WHAT TO PRODUCE
Copy out all the records exactly.

[Records]
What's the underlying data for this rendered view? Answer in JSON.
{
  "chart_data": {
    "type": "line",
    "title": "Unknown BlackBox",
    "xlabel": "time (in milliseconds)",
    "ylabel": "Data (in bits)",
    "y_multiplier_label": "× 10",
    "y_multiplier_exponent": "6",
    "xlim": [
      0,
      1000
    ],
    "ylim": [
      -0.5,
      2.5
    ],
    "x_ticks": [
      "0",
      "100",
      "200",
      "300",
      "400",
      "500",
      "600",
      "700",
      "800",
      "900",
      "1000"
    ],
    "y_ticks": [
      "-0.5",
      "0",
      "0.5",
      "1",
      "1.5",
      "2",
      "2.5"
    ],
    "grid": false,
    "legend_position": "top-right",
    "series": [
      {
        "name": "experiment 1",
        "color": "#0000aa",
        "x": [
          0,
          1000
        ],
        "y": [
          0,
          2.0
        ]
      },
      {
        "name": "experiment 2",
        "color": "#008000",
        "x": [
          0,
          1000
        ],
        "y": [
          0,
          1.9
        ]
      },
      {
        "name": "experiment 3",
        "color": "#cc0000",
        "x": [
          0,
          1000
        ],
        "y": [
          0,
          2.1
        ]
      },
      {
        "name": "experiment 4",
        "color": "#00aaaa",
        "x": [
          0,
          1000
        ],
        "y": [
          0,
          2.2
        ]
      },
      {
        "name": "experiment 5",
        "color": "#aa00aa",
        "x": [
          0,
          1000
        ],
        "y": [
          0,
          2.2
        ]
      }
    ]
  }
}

SOLUTION TO THE EXERCISE
What's the underlying data for this rendered view? Answer in JSON.
{
  "chart_data": {
    "type": "line",
    "title": "Unknown BlackBox",
    "xlabel": "time (in milliseconds)",
    "ylabel": "Data (in bits)",
    "y_multiplier_label": "× 10",
    "y_multiplier_exponent": "6",
    "xlim": [
      0,
      1000
    ],
    "ylim": [
      -0.5,
      2.5
    ],
    "x_ticks": [
      "0",
      "100",
      "200",
      "300",
      "400",
      "500",
      "600",
      "700",
      "800",
      "900",
      "1000"
    ],
    "y_ticks": [
      "-0.5",
      "0",
      "0.5",
      "1",
      "1.5",
      "2",
      "2.5"
    ],
    "grid": false,
    "legend_position": "top-right",
    "series": [
      {
        "name": "experiment 1",
        "color": "#0000aa",
        "x": [
          0,
          1000
        ],
        "y": [
          0,
          2.0
        ]
      },
      {
        "name": "experiment 2",
        "color": "#008000",
        "x": [
          0,
          1000
        ],
        "y": [
          0,
          1.9
        ]
      },
      {
        "name": "experiment 3",
        "color": "#cc0000",
        "x": [
          0,
          1000
        ],
        "y": [
          0,
          2.1
        ]
      },
      {
        "name": "experiment 4",
        "color": "#00aaaa",
        "x": [
          0,
          1000
        ],
        "y": [
          0,
          2.2
        ]
      },
      {
        "name": "experiment 5",
        "color": "#aa00aa",
        "x": [
          0,
          1000
        ],
        "y": [
          0,
          2.2
        ]
      }
    ]
  }
}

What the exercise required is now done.